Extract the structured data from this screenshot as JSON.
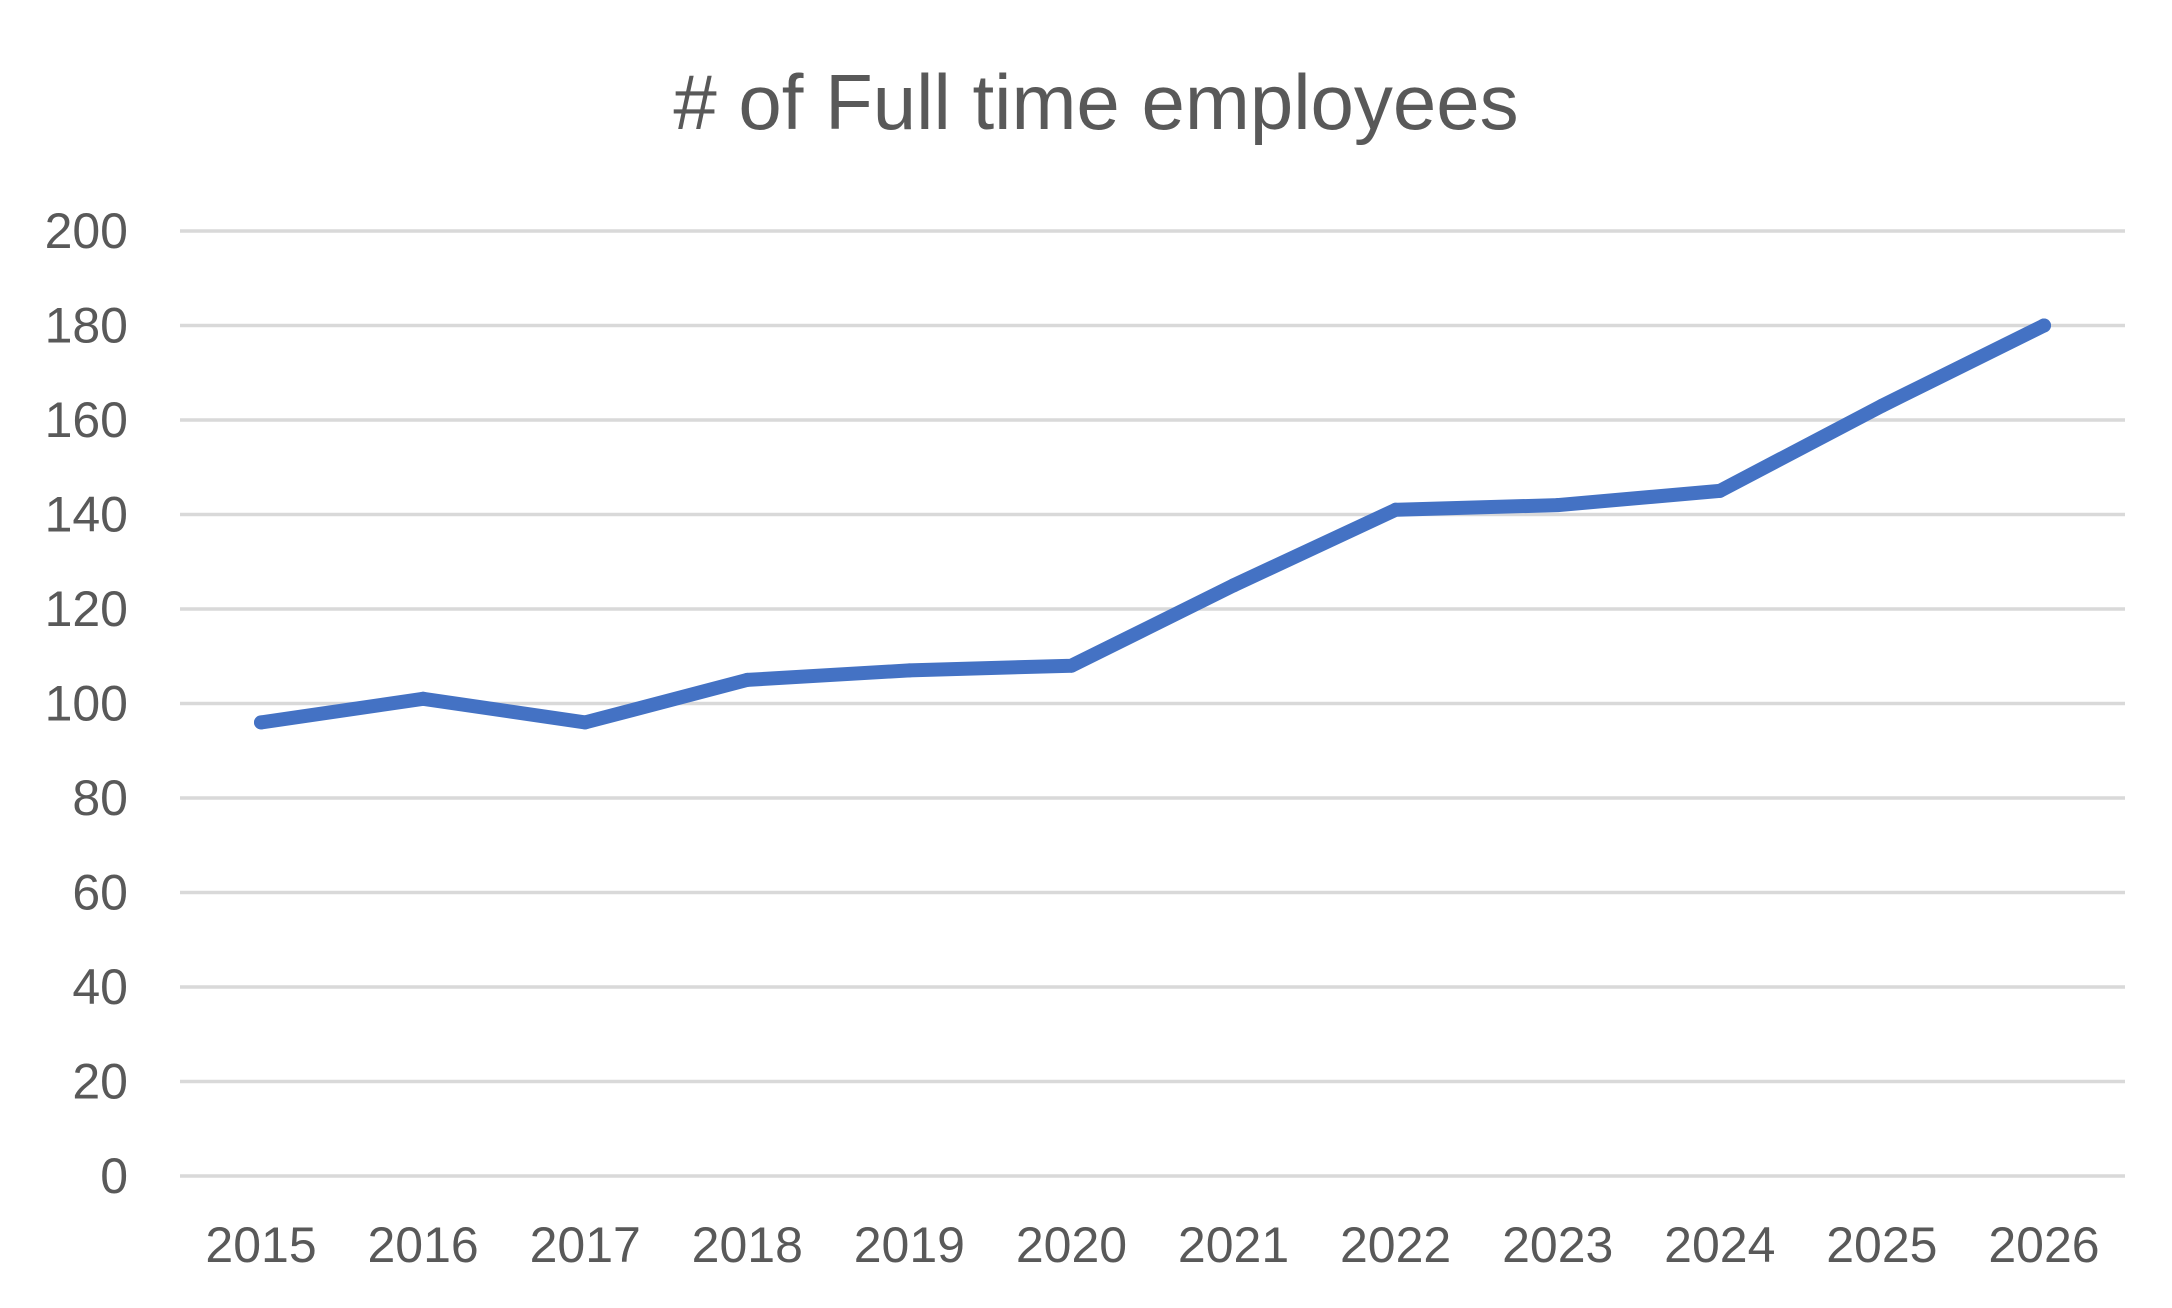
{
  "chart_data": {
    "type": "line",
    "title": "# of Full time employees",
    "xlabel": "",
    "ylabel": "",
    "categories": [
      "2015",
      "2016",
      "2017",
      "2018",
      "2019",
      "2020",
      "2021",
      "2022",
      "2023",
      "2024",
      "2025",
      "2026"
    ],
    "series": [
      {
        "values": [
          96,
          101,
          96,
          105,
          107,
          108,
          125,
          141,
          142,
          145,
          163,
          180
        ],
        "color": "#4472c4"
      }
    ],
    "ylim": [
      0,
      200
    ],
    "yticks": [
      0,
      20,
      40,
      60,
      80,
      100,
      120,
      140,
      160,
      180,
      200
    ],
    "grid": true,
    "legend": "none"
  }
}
*-*-*
### [Do this]
Quote all the lines above exactly as given. Do not include the pictures.

### [Expected output]
Extract the structured data from this screenshot as JSON.
{
  "chart_data": {
    "type": "line",
    "title": "# of Full time employees",
    "xlabel": "",
    "ylabel": "",
    "categories": [
      "2015",
      "2016",
      "2017",
      "2018",
      "2019",
      "2020",
      "2021",
      "2022",
      "2023",
      "2024",
      "2025",
      "2026"
    ],
    "series": [
      {
        "values": [
          96,
          101,
          96,
          105,
          107,
          108,
          125,
          141,
          142,
          145,
          163,
          180
        ],
        "color": "#4472c4"
      }
    ],
    "ylim": [
      0,
      200
    ],
    "yticks": [
      0,
      20,
      40,
      60,
      80,
      100,
      120,
      140,
      160,
      180,
      200
    ],
    "grid": true,
    "legend": "none"
  }
}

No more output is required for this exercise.